>> BEGIN Material for the task

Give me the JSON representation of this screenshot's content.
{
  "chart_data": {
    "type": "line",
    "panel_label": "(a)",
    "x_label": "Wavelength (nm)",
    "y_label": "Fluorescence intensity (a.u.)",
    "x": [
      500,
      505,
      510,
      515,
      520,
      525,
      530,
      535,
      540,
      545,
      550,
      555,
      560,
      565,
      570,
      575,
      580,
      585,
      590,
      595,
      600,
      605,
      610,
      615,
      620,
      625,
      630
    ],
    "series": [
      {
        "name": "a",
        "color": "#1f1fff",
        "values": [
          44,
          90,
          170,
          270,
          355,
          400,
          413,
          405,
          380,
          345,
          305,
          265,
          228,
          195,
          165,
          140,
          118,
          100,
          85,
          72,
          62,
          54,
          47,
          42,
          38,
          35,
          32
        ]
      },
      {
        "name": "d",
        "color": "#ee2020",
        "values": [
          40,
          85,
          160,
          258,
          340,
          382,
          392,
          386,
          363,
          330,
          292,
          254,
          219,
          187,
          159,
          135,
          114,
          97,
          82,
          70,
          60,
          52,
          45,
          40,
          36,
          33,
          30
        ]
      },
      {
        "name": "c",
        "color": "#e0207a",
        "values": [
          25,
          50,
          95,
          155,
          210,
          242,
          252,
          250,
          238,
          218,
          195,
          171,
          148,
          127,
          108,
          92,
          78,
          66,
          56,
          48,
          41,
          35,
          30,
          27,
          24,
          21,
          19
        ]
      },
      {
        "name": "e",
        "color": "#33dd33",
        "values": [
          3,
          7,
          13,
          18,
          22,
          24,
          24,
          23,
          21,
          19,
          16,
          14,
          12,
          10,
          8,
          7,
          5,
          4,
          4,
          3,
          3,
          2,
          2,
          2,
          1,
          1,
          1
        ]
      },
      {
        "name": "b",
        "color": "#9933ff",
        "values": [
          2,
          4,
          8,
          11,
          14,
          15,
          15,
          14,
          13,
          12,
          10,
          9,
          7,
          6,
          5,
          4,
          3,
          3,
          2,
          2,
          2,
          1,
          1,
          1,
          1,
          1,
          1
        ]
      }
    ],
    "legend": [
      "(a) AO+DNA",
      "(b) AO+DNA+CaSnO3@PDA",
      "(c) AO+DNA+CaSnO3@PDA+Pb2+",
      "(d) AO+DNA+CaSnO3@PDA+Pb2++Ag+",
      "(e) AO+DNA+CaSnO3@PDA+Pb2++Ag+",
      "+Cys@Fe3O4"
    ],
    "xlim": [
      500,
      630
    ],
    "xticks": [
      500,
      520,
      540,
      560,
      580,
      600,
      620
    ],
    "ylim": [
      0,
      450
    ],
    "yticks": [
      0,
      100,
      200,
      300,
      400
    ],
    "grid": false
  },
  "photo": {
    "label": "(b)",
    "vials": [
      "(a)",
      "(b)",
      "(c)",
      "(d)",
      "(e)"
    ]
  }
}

>> END Material for the task

What you need to do: Repeat each entry word for word.

Reply to the exercise:
Give me the JSON representation of this screenshot's content.
{
  "chart_data": {
    "type": "line",
    "panel_label": "(a)",
    "x_label": "Wavelength (nm)",
    "y_label": "Fluorescence intensity (a.u.)",
    "x": [
      500,
      505,
      510,
      515,
      520,
      525,
      530,
      535,
      540,
      545,
      550,
      555,
      560,
      565,
      570,
      575,
      580,
      585,
      590,
      595,
      600,
      605,
      610,
      615,
      620,
      625,
      630
    ],
    "series": [
      {
        "name": "a",
        "color": "#1f1fff",
        "values": [
          44,
          90,
          170,
          270,
          355,
          400,
          413,
          405,
          380,
          345,
          305,
          265,
          228,
          195,
          165,
          140,
          118,
          100,
          85,
          72,
          62,
          54,
          47,
          42,
          38,
          35,
          32
        ]
      },
      {
        "name": "d",
        "color": "#ee2020",
        "values": [
          40,
          85,
          160,
          258,
          340,
          382,
          392,
          386,
          363,
          330,
          292,
          254,
          219,
          187,
          159,
          135,
          114,
          97,
          82,
          70,
          60,
          52,
          45,
          40,
          36,
          33,
          30
        ]
      },
      {
        "name": "c",
        "color": "#e0207a",
        "values": [
          25,
          50,
          95,
          155,
          210,
          242,
          252,
          250,
          238,
          218,
          195,
          171,
          148,
          127,
          108,
          92,
          78,
          66,
          56,
          48,
          41,
          35,
          30,
          27,
          24,
          21,
          19
        ]
      },
      {
        "name": "e",
        "color": "#33dd33",
        "values": [
          3,
          7,
          13,
          18,
          22,
          24,
          24,
          23,
          21,
          19,
          16,
          14,
          12,
          10,
          8,
          7,
          5,
          4,
          4,
          3,
          3,
          2,
          2,
          2,
          1,
          1,
          1
        ]
      },
      {
        "name": "b",
        "color": "#9933ff",
        "values": [
          2,
          4,
          8,
          11,
          14,
          15,
          15,
          14,
          13,
          12,
          10,
          9,
          7,
          6,
          5,
          4,
          3,
          3,
          2,
          2,
          2,
          1,
          1,
          1,
          1,
          1,
          1
        ]
      }
    ],
    "legend": [
      "(a) AO+DNA",
      "(b) AO+DNA+CaSnO3@PDA",
      "(c) AO+DNA+CaSnO3@PDA+Pb2+",
      "(d) AO+DNA+CaSnO3@PDA+Pb2++Ag+",
      "(e) AO+DNA+CaSnO3@PDA+Pb2++Ag+",
      "+Cys@Fe3O4"
    ],
    "xlim": [
      500,
      630
    ],
    "xticks": [
      500,
      520,
      540,
      560,
      580,
      600,
      620
    ],
    "ylim": [
      0,
      450
    ],
    "yticks": [
      0,
      100,
      200,
      300,
      400
    ],
    "grid": false
  },
  "photo": {
    "label": "(b)",
    "vials": [
      "(a)",
      "(b)",
      "(c)",
      "(d)",
      "(e)"
    ]
  }
}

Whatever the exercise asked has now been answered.